**The exercise:**
Echo the data below word for word, everything from its first line down to the line containing "x-tick-label: 2020-01 bbox=[774, 849, 825, 863]", both of those lines included.

===

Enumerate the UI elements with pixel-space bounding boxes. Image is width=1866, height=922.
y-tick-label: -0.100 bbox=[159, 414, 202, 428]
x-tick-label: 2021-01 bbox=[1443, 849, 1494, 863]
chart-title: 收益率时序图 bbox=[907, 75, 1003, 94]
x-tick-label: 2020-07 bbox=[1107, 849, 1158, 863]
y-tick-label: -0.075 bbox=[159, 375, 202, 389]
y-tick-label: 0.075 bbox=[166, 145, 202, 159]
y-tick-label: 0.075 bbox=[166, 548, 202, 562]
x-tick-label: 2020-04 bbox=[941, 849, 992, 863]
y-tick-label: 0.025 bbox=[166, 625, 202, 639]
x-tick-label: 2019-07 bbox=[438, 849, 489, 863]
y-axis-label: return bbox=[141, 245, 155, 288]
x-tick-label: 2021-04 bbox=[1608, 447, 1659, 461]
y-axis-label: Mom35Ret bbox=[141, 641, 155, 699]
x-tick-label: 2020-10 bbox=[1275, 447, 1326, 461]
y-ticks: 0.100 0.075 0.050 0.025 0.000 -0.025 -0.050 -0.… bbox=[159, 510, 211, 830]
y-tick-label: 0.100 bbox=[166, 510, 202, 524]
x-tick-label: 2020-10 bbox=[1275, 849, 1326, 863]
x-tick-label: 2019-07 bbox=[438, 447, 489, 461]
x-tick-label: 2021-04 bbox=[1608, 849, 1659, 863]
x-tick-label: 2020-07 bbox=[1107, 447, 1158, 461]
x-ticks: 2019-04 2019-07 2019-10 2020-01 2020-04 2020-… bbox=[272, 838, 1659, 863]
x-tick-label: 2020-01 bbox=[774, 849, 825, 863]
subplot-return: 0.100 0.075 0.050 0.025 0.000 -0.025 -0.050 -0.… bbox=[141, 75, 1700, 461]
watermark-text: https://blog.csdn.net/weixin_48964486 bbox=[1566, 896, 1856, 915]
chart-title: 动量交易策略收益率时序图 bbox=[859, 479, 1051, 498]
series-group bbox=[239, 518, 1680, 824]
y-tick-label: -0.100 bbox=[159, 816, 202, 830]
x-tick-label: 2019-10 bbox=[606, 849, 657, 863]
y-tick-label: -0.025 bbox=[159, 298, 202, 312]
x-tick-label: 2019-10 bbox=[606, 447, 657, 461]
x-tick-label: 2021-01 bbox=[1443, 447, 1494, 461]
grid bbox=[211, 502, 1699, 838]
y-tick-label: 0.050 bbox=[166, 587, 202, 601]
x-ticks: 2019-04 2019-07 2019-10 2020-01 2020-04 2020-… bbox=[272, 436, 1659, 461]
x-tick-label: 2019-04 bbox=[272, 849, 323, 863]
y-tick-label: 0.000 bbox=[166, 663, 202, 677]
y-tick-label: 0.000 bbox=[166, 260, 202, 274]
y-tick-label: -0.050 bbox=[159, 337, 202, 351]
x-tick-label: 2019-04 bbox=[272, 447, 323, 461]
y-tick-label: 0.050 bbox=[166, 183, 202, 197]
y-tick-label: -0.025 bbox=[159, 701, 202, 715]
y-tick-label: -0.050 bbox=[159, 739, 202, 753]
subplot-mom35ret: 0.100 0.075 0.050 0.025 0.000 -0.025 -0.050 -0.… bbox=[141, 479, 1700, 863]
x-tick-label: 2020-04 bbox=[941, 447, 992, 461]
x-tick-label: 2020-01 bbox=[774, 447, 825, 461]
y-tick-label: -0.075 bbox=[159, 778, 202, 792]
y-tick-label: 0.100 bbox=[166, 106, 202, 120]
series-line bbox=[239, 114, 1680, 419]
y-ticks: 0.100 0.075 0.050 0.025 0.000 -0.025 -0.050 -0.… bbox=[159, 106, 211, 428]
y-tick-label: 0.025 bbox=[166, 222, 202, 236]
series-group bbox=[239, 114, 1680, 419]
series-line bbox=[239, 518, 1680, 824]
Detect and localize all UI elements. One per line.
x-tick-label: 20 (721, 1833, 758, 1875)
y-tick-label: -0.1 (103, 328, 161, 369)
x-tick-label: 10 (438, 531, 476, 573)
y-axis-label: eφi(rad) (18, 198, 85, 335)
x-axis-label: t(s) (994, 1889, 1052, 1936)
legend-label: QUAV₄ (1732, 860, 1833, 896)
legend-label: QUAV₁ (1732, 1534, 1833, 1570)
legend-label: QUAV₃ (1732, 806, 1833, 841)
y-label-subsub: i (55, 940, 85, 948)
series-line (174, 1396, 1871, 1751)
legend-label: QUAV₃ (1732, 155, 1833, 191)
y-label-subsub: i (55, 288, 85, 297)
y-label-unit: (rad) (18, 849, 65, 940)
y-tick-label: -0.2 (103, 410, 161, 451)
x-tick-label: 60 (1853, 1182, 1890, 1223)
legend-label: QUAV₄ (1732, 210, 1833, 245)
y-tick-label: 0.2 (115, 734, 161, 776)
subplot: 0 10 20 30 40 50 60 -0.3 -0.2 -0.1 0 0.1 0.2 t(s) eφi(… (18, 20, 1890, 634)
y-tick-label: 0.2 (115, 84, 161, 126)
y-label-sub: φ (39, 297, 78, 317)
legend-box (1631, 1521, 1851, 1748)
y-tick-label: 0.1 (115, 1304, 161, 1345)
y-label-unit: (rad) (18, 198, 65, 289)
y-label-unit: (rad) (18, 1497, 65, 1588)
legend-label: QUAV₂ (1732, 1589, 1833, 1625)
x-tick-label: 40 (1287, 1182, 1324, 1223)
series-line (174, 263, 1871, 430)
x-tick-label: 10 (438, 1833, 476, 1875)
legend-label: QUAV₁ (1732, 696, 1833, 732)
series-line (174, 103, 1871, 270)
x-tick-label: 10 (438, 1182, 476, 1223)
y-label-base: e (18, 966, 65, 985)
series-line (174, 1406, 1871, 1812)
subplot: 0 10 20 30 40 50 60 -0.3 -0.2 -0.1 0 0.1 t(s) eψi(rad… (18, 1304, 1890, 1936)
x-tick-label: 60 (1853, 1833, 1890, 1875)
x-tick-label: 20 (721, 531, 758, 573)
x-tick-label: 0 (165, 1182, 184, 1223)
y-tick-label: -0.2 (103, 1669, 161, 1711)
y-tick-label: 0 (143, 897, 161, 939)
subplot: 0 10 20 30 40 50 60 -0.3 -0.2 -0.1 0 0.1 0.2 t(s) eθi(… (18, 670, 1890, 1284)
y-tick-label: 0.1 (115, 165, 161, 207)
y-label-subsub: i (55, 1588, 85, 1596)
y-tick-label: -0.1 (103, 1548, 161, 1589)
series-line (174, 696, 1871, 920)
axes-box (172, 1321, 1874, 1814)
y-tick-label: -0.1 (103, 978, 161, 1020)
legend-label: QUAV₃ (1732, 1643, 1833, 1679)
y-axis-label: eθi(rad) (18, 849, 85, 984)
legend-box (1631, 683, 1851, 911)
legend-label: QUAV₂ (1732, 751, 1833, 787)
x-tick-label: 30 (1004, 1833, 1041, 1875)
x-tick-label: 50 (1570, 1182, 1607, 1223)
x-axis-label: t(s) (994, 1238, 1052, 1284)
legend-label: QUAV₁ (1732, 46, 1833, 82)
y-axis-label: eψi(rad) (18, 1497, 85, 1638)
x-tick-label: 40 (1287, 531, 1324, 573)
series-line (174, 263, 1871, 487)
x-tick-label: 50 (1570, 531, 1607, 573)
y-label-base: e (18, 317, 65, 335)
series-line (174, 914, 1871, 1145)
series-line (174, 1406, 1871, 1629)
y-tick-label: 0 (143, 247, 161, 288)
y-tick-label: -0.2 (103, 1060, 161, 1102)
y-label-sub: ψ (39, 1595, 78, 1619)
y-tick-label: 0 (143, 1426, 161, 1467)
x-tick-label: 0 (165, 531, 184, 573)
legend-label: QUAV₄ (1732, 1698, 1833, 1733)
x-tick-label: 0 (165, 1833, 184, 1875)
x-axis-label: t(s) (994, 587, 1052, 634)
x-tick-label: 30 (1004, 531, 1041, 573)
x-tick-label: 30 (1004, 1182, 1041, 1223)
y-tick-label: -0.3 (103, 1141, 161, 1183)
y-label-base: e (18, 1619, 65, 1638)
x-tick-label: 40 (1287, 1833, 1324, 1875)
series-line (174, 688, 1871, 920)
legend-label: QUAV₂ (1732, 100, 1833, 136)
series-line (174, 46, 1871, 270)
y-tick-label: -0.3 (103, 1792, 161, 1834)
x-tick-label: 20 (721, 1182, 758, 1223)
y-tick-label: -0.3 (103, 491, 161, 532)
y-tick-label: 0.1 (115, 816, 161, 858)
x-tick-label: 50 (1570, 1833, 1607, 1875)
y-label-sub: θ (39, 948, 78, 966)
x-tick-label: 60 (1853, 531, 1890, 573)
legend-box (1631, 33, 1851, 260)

===

**Full response:**
Enumerate the UI elements with pixel-space bounding boxes. Image is width=1866, height=922.
y-tick-label: -0.100 bbox=[159, 414, 202, 428]
x-tick-label: 2021-01 bbox=[1443, 849, 1494, 863]
chart-title: 收益率时序图 bbox=[907, 75, 1003, 94]
x-tick-label: 2020-07 bbox=[1107, 849, 1158, 863]
y-tick-label: -0.075 bbox=[159, 375, 202, 389]
y-tick-label: 0.075 bbox=[166, 145, 202, 159]
y-tick-label: 0.075 bbox=[166, 548, 202, 562]
x-tick-label: 2020-04 bbox=[941, 849, 992, 863]
y-tick-label: 0.025 bbox=[166, 625, 202, 639]
x-tick-label: 2019-07 bbox=[438, 849, 489, 863]
y-axis-label: return bbox=[141, 245, 155, 288]
x-tick-label: 2021-04 bbox=[1608, 447, 1659, 461]
y-axis-label: Mom35Ret bbox=[141, 641, 155, 699]
x-tick-label: 2020-10 bbox=[1275, 447, 1326, 461]
y-ticks: 0.100 0.075 0.050 0.025 0.000 -0.025 -0.050 -0.… bbox=[159, 510, 211, 830]
y-tick-label: 0.100 bbox=[166, 510, 202, 524]
x-tick-label: 2020-10 bbox=[1275, 849, 1326, 863]
x-tick-label: 2019-07 bbox=[438, 447, 489, 461]
x-tick-label: 2021-04 bbox=[1608, 849, 1659, 863]
x-tick-label: 2020-07 bbox=[1107, 447, 1158, 461]
x-ticks: 2019-04 2019-07 2019-10 2020-01 2020-04 2020-… bbox=[272, 838, 1659, 863]
x-tick-label: 2020-01 bbox=[774, 849, 825, 863]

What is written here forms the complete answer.